# Material to process
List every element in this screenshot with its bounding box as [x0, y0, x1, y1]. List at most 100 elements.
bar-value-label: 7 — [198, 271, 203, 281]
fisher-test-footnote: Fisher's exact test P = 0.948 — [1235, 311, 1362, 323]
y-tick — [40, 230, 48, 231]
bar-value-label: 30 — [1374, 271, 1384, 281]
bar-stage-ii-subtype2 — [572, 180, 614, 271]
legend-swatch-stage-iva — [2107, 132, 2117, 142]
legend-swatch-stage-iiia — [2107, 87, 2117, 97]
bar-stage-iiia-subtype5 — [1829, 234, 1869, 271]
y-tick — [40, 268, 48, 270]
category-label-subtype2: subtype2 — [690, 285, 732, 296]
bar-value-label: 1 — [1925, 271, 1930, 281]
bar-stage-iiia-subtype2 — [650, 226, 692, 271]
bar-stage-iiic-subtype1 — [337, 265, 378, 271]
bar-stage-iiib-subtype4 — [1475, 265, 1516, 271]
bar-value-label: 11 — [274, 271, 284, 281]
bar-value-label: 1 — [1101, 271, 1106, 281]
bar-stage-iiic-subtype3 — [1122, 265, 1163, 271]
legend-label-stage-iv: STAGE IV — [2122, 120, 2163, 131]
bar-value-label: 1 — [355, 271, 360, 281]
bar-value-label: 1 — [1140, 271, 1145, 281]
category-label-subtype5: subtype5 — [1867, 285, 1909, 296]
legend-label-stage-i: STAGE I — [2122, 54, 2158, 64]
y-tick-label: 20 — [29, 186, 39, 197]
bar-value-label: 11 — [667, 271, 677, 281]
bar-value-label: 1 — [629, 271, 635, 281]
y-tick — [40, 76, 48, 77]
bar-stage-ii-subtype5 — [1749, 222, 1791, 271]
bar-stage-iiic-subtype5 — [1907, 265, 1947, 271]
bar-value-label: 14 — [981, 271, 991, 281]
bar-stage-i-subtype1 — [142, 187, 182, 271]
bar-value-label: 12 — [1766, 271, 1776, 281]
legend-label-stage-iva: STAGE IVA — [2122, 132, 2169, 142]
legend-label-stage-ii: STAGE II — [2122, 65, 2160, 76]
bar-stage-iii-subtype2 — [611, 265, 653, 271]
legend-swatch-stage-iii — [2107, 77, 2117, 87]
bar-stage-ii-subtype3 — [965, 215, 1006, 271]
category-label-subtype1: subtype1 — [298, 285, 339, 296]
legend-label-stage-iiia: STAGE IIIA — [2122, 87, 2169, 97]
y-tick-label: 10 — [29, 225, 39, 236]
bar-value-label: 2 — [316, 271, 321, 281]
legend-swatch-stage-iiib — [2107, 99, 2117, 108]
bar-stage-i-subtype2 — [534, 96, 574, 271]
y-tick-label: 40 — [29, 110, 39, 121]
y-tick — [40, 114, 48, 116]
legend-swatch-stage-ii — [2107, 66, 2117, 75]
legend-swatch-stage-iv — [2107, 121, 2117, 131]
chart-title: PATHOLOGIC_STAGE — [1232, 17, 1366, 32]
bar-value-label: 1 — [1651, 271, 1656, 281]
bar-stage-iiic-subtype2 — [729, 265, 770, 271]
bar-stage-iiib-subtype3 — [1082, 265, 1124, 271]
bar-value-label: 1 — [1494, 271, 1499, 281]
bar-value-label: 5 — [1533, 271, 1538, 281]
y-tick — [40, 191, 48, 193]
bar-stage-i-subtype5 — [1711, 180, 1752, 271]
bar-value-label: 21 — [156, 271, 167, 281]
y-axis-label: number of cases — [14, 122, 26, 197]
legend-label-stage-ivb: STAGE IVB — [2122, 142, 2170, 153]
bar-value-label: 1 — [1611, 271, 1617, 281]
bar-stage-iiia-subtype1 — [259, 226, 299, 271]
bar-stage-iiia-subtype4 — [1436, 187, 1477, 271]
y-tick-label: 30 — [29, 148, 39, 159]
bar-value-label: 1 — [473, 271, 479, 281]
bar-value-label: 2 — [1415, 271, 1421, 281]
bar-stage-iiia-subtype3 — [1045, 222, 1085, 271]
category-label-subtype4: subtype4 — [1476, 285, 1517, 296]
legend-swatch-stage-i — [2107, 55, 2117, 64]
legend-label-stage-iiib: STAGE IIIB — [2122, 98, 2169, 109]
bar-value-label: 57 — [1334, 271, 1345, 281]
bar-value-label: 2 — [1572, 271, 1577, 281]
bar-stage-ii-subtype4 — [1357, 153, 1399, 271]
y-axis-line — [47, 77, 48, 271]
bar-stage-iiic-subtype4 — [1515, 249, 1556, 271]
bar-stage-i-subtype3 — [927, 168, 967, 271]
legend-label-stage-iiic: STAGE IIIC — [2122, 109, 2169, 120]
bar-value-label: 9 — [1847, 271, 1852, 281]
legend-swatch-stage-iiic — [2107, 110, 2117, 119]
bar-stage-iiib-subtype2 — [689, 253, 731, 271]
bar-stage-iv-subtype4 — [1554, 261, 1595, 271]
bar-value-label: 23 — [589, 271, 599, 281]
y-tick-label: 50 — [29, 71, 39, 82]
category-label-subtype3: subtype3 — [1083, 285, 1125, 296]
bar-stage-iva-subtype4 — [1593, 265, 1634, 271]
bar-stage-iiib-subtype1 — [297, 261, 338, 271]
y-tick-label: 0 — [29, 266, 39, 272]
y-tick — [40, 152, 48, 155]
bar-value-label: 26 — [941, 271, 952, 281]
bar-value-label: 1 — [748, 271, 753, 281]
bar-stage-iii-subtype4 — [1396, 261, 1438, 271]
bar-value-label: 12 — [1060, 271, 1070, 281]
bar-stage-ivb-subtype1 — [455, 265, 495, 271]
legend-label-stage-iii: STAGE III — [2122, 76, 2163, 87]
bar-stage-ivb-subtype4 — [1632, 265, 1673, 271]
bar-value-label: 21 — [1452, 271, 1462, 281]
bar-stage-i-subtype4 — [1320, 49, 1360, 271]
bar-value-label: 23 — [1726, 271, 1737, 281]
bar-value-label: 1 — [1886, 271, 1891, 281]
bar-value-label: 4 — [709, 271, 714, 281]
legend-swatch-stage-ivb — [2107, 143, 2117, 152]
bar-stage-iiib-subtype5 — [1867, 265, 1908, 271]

# Exercise requirements
Could you write out every item above word for word, changing nothing?

# Answer below
List every element in this screenshot with its bounding box as [x0, y0, x1, y1]. List at most 100 elements.
bar-value-label: 7 — [198, 271, 203, 281]
fisher-test-footnote: Fisher's exact test P = 0.948 — [1235, 311, 1362, 323]
y-tick — [40, 230, 48, 231]
bar-value-label: 30 — [1374, 271, 1384, 281]
bar-stage-ii-subtype2 — [572, 180, 614, 271]
legend-swatch-stage-iva — [2107, 132, 2117, 142]
legend-swatch-stage-iiia — [2107, 87, 2117, 97]
bar-stage-iiia-subtype5 — [1829, 234, 1869, 271]
y-tick — [40, 268, 48, 270]
category-label-subtype2: subtype2 — [690, 285, 732, 296]
bar-value-label: 1 — [1925, 271, 1930, 281]
bar-stage-iiia-subtype2 — [650, 226, 692, 271]
bar-stage-iiic-subtype1 — [337, 265, 378, 271]
bar-stage-iiib-subtype4 — [1475, 265, 1516, 271]
bar-value-label: 11 — [274, 271, 284, 281]
bar-value-label: 1 — [1101, 271, 1106, 281]
bar-stage-iiic-subtype3 — [1122, 265, 1163, 271]
legend-label-stage-iv: STAGE IV — [2122, 120, 2163, 131]
bar-value-label: 1 — [355, 271, 360, 281]
bar-value-label: 1 — [1140, 271, 1145, 281]
category-label-subtype5: subtype5 — [1867, 285, 1909, 296]
legend-label-stage-i: STAGE I — [2122, 54, 2158, 64]
y-tick-label: 20 — [29, 186, 39, 197]
bar-value-label: 11 — [667, 271, 677, 281]
bar-value-label: 1 — [629, 271, 635, 281]
y-tick — [40, 76, 48, 77]
bar-stage-ii-subtype5 — [1749, 222, 1791, 271]
bar-stage-iiic-subtype5 — [1907, 265, 1947, 271]
bar-value-label: 14 — [981, 271, 991, 281]
bar-stage-i-subtype1 — [142, 187, 182, 271]
bar-value-label: 12 — [1766, 271, 1776, 281]
legend-label-stage-iva: STAGE IVA — [2122, 132, 2169, 142]
legend-label-stage-ii: STAGE II — [2122, 65, 2160, 76]
bar-stage-iii-subtype2 — [611, 265, 653, 271]
legend-swatch-stage-iii — [2107, 77, 2117, 87]
bar-stage-ii-subtype3 — [965, 215, 1006, 271]
category-label-subtype1: subtype1 — [298, 285, 339, 296]
legend-label-stage-iiia: STAGE IIIA — [2122, 87, 2169, 97]
y-tick-label: 10 — [29, 225, 39, 236]
bar-value-label: 2 — [316, 271, 321, 281]
legend-swatch-stage-iiib — [2107, 99, 2117, 108]
bar-stage-i-subtype2 — [534, 96, 574, 271]
y-tick-label: 40 — [29, 110, 39, 121]
y-tick — [40, 114, 48, 116]
legend-swatch-stage-ii — [2107, 66, 2117, 75]
legend-swatch-stage-iv — [2107, 121, 2117, 131]
chart-title: PATHOLOGIC_STAGE — [1232, 17, 1366, 32]
bar-value-label: 1 — [1651, 271, 1656, 281]
bar-stage-iiic-subtype2 — [729, 265, 770, 271]
bar-stage-iiib-subtype3 — [1082, 265, 1124, 271]
bar-value-label: 1 — [1494, 271, 1499, 281]
bar-value-label: 5 — [1533, 271, 1538, 281]
y-tick — [40, 191, 48, 193]
bar-stage-i-subtype5 — [1711, 180, 1752, 271]
bar-value-label: 21 — [156, 271, 167, 281]
y-axis-label: number of cases — [14, 122, 26, 197]
legend-label-stage-ivb: STAGE IVB — [2122, 142, 2170, 153]
bar-value-label: 1 — [1611, 271, 1617, 281]
bar-stage-iiia-subtype1 — [259, 226, 299, 271]
bar-stage-iiia-subtype4 — [1436, 187, 1477, 271]
y-tick-label: 30 — [29, 148, 39, 159]
bar-value-label: 1 — [473, 271, 479, 281]
bar-value-label: 2 — [1415, 271, 1421, 281]
bar-stage-iiia-subtype3 — [1045, 222, 1085, 271]
category-label-subtype4: subtype4 — [1476, 285, 1517, 296]
legend-swatch-stage-i — [2107, 55, 2117, 64]
legend-label-stage-iiib: STAGE IIIB — [2122, 98, 2169, 109]
bar-value-label: 57 — [1334, 271, 1345, 281]
bar-value-label: 2 — [1572, 271, 1577, 281]
bar-stage-ii-subtype4 — [1357, 153, 1399, 271]
y-axis-line — [47, 77, 48, 271]
bar-stage-iiic-subtype4 — [1515, 249, 1556, 271]
bar-stage-i-subtype3 — [927, 168, 967, 271]
legend-label-stage-iiic: STAGE IIIC — [2122, 109, 2169, 120]
bar-value-label: 9 — [1847, 271, 1852, 281]
legend-swatch-stage-iiic — [2107, 110, 2117, 119]
bar-stage-iiib-subtype2 — [689, 253, 731, 271]
bar-stage-iv-subtype4 — [1554, 261, 1595, 271]
bar-value-label: 23 — [589, 271, 599, 281]
y-tick-label: 50 — [29, 71, 39, 82]
category-label-subtype3: subtype3 — [1083, 285, 1125, 296]
bar-stage-iva-subtype4 — [1593, 265, 1634, 271]
bar-stage-iiib-subtype1 — [297, 261, 338, 271]
y-tick-label: 0 — [29, 266, 39, 272]
y-tick — [40, 152, 48, 155]
bar-value-label: 26 — [941, 271, 952, 281]
bar-value-label: 1 — [748, 271, 753, 281]
bar-stage-iii-subtype4 — [1396, 261, 1438, 271]
bar-value-label: 12 — [1060, 271, 1070, 281]
bar-stage-ivb-subtype1 — [455, 265, 495, 271]
legend-label-stage-iii: STAGE III — [2122, 76, 2163, 87]
bar-stage-ivb-subtype4 — [1632, 265, 1673, 271]
bar-value-label: 21 — [1452, 271, 1462, 281]
bar-stage-i-subtype4 — [1320, 49, 1360, 271]
bar-value-label: 23 — [1726, 271, 1737, 281]
bar-value-label: 1 — [1886, 271, 1891, 281]
bar-value-label: 4 — [709, 271, 714, 281]
legend-swatch-stage-ivb — [2107, 143, 2117, 152]
bar-stage-iiib-subtype5 — [1867, 265, 1908, 271]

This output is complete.